• _Task details_
Pick out all lines with the word "Liite" from the records that follow.

• _Dataset excerpts_
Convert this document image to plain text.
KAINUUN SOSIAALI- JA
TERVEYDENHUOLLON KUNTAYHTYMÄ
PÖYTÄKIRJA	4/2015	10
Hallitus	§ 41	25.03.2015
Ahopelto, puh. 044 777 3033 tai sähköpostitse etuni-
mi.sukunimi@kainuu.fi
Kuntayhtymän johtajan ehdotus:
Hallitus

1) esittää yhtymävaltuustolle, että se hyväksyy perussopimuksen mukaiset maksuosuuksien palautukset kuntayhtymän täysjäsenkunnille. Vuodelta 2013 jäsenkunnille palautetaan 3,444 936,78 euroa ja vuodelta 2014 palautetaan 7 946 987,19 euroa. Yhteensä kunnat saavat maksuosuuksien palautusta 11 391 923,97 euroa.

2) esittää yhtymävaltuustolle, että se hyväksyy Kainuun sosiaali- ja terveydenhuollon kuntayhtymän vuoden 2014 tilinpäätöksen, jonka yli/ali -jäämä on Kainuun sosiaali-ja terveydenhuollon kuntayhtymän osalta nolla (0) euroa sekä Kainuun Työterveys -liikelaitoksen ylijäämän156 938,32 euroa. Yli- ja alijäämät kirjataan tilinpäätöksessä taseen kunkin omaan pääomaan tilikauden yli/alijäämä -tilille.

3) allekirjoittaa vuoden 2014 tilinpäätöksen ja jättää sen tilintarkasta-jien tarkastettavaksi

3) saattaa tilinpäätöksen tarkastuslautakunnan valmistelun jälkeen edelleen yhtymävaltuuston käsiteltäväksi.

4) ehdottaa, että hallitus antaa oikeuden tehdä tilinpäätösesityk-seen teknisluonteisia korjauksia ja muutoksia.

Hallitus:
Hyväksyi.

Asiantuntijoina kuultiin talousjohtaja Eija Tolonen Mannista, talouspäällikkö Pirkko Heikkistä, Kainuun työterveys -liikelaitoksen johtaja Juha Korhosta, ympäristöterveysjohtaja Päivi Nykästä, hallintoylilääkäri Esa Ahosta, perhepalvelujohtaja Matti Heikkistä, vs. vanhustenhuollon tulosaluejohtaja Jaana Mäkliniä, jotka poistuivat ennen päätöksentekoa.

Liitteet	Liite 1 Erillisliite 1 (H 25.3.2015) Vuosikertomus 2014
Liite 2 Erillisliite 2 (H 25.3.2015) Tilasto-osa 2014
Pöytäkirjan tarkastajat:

• _The output_
Liitteet	Liite 1 Erillisliite 1 (H 25.3.2015) Vuosikertomus 2014
Liite 2 Erillisliite 2 (H 25.3.2015) Tilasto-osa 2014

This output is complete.